▽

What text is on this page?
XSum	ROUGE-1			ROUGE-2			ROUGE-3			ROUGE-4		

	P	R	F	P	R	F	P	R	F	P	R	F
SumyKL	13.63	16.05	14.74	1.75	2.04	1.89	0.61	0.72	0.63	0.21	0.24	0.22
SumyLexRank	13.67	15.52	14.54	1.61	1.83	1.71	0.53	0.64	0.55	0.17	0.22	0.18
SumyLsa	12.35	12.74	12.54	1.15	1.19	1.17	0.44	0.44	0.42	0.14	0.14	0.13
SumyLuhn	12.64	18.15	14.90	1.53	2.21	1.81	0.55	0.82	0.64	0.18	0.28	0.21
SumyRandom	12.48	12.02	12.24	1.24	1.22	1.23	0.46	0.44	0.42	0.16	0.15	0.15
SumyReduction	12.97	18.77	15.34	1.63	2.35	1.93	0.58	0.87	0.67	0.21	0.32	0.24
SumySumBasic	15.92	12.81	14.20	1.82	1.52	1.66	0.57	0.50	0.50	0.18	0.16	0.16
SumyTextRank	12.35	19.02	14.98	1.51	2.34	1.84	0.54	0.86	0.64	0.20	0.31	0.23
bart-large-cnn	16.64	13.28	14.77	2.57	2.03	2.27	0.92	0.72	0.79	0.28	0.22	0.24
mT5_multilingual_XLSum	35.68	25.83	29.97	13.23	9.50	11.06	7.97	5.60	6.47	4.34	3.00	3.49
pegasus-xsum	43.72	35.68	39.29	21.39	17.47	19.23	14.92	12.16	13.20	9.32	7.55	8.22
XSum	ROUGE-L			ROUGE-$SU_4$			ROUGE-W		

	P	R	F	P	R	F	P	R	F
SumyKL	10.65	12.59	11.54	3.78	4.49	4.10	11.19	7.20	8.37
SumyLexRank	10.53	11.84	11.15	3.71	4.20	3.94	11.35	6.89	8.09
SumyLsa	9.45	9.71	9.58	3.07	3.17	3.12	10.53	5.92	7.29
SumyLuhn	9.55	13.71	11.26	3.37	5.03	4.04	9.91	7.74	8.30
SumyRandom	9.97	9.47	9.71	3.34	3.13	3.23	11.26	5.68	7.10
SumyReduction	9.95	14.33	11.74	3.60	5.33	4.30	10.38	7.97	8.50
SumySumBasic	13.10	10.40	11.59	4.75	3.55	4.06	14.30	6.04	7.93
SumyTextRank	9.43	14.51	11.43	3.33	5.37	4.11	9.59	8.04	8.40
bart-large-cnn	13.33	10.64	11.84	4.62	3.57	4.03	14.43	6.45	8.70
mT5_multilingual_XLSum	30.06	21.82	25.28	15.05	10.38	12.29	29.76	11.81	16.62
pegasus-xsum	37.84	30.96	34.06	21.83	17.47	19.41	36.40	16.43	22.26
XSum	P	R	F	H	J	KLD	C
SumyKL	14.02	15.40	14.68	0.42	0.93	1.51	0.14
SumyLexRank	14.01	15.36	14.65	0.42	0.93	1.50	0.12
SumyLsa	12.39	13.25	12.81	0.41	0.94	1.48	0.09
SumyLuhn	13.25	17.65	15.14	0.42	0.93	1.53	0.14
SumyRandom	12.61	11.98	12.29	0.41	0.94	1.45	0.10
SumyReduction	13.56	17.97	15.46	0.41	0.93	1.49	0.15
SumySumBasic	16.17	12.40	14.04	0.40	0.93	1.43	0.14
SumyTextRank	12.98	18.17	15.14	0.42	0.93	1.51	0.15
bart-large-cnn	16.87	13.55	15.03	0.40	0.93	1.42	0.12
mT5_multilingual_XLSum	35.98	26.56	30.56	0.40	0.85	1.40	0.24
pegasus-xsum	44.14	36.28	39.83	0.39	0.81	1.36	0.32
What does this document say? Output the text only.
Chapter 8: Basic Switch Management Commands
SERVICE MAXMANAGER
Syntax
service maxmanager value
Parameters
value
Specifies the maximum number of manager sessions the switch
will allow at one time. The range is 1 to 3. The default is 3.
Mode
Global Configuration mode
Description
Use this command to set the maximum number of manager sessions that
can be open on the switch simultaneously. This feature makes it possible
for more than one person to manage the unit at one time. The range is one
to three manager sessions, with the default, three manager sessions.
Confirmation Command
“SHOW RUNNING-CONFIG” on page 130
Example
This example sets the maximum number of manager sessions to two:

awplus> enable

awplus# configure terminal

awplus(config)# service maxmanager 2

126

△

* _Task goal_: Retype the material above, line by line, exactly.

* _Answer to the problem_:
What text is on this page?
XSum	ROUGE-1			ROUGE-2			ROUGE-3			ROUGE-4		

	P	R	F	P	R	F	P	R	F	P	R	F
SumyKL	13.63	16.05	14.74	1.75	2.04	1.89	0.61	0.72	0.63	0.21	0.24	0.22
SumyLexRank	13.67	15.52	14.54	1.61	1.83	1.71	0.53	0.64	0.55	0.17	0.22	0.18
SumyLsa	12.35	12.74	12.54	1.15	1.19	1.17	0.44	0.44	0.42	0.14	0.14	0.13
SumyLuhn	12.64	18.15	14.90	1.53	2.21	1.81	0.55	0.82	0.64	0.18	0.28	0.21
SumyRandom	12.48	12.02	12.24	1.24	1.22	1.23	0.46	0.44	0.42	0.16	0.15	0.15
SumyReduction	12.97	18.77	15.34	1.63	2.35	1.93	0.58	0.87	0.67	0.21	0.32	0.24
SumySumBasic	15.92	12.81	14.20	1.82	1.52	1.66	0.57	0.50	0.50	0.18	0.16	0.16
SumyTextRank	12.35	19.02	14.98	1.51	2.34	1.84	0.54	0.86	0.64	0.20	0.31	0.23
bart-large-cnn	16.64	13.28	14.77	2.57	2.03	2.27	0.92	0.72	0.79	0.28	0.22	0.24
mT5_multilingual_XLSum	35.68	25.83	29.97	13.23	9.50	11.06	7.97	5.60	6.47	4.34	3.00	3.49
pegasus-xsum	43.72	35.68	39.29	21.39	17.47	19.23	14.92	12.16	13.20	9.32	7.55	8.22
XSum	ROUGE-L			ROUGE-$SU_4$			ROUGE-W		

	P	R	F	P	R	F	P	R	F
SumyKL	10.65	12.59	11.54	3.78	4.49	4.10	11.19	7.20	8.37
SumyLexRank	10.53	11.84	11.15	3.71	4.20	3.94	11.35	6.89	8.09
SumyLsa	9.45	9.71	9.58	3.07	3.17	3.12	10.53	5.92	7.29
SumyLuhn	9.55	13.71	11.26	3.37	5.03	4.04	9.91	7.74	8.30
SumyRandom	9.97	9.47	9.71	3.34	3.13	3.23	11.26	5.68	7.10
SumyReduction	9.95	14.33	11.74	3.60	5.33	4.30	10.38	7.97	8.50
SumySumBasic	13.10	10.40	11.59	4.75	3.55	4.06	14.30	6.04	7.93
SumyTextRank	9.43	14.51	11.43	3.33	5.37	4.11	9.59	8.04	8.40
bart-large-cnn	13.33	10.64	11.84	4.62	3.57	4.03	14.43	6.45	8.70
mT5_multilingual_XLSum	30.06	21.82	25.28	15.05	10.38	12.29	29.76	11.81	16.62
pegasus-xsum	37.84	30.96	34.06	21.83	17.47	19.41	36.40	16.43	22.26
XSum	P	R	F	H	J	KLD	C
SumyKL	14.02	15.40	14.68	0.42	0.93	1.51	0.14
SumyLexRank	14.01	15.36	14.65	0.42	0.93	1.50	0.12
SumyLsa	12.39	13.25	12.81	0.41	0.94	1.48	0.09
SumyLuhn	13.25	17.65	15.14	0.42	0.93	1.53	0.14
SumyRandom	12.61	11.98	12.29	0.41	0.94	1.45	0.10
SumyReduction	13.56	17.97	15.46	0.41	0.93	1.49	0.15
SumySumBasic	16.17	12.40	14.04	0.40	0.93	1.43	0.14
SumyTextRank	12.98	18.17	15.14	0.42	0.93	1.51	0.15
bart-large-cnn	16.87	13.55	15.03	0.40	0.93	1.42	0.12
mT5_multilingual_XLSum	35.98	26.56	30.56	0.40	0.85	1.40	0.24
pegasus-xsum	44.14	36.28	39.83	0.39	0.81	1.36	0.32
What does this document say? Output the text only.
Chapter 8: Basic Switch Management Commands
SERVICE MAXMANAGER
Syntax
service maxmanager value
Parameters
value
Specifies the maximum number of manager sessions the switch
will allow at one time. The range is 1 to 3. The default is 3.
Mode
Global Configuration mode
Description
Use this command to set the maximum number of manager sessions that
can be open on the switch simultaneously. This feature makes it possible
for more than one person to manage the unit at one time. The range is one
to three manager sessions, with the default, three manager sessions.
Confirmation Command
“SHOW RUNNING-CONFIG” on page 130
Example
This example sets the maximum number of manager sessions to two:

awplus> enable

awplus# configure terminal

awplus(config)# service maxmanager 2

126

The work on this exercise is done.